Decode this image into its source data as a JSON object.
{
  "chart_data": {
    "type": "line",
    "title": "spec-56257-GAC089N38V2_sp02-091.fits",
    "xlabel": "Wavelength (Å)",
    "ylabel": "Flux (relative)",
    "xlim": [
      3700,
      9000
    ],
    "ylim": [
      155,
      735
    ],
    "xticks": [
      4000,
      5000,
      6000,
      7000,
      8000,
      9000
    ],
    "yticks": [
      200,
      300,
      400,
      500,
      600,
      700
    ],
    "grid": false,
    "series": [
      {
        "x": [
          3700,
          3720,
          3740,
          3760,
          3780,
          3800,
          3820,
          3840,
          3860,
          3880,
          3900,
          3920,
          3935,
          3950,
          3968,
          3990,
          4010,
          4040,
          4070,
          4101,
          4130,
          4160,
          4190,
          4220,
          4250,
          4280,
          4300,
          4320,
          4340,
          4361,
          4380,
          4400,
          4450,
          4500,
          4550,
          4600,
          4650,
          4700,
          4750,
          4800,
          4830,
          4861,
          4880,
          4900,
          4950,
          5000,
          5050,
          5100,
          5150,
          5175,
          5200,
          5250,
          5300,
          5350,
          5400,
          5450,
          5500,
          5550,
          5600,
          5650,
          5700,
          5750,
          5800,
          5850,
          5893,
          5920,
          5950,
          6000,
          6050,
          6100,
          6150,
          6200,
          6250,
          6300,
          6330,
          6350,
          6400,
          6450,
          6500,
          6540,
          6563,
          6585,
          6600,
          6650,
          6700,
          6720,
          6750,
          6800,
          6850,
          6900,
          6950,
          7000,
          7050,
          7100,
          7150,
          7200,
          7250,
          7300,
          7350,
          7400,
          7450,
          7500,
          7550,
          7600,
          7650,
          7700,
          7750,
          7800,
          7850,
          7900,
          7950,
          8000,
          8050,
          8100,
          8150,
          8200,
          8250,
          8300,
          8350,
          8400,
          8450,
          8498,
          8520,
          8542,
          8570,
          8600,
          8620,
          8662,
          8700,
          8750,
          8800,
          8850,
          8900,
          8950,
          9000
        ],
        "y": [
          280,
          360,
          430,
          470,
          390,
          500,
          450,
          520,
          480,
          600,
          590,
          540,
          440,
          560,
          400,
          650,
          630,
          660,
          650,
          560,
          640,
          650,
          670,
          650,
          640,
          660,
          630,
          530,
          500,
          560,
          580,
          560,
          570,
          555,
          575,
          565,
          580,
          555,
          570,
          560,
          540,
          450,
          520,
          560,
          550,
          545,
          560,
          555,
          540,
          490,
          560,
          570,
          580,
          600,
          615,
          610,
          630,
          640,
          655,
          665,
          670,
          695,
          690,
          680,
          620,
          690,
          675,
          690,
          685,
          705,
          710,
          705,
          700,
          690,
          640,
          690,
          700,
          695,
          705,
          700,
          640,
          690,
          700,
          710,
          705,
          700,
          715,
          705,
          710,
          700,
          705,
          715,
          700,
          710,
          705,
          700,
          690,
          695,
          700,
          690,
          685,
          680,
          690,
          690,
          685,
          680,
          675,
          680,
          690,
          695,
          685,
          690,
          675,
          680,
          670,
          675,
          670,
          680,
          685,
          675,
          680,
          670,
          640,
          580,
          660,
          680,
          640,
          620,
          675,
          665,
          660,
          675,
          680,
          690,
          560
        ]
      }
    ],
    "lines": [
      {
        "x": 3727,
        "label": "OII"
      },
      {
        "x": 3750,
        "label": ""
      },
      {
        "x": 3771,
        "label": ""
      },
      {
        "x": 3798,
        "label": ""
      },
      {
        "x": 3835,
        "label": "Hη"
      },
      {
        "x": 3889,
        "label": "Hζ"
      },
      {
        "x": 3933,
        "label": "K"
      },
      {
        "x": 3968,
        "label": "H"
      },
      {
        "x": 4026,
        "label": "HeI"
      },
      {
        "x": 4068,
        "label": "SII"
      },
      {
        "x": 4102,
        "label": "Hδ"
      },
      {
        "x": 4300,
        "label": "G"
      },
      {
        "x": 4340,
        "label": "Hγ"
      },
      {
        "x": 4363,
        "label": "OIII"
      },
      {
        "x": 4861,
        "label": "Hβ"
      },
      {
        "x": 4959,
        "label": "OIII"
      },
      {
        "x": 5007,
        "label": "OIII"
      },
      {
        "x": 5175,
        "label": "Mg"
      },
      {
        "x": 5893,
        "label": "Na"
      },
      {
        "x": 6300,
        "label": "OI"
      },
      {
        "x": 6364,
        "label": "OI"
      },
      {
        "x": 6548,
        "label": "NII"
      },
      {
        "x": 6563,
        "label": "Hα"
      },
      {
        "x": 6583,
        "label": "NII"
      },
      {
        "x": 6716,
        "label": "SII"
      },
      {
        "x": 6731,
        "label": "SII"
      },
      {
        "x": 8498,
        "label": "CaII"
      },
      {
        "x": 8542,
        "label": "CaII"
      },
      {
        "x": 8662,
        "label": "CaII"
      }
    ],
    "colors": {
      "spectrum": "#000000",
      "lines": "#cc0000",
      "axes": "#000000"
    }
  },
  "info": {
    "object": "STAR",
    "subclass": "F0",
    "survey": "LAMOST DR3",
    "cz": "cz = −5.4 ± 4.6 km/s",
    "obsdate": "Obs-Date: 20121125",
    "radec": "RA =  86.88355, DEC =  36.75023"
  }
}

▸ **Task details**
Determine how many lines of the listing above include the word "object", and report that number only.

▸ **Response to this task**
2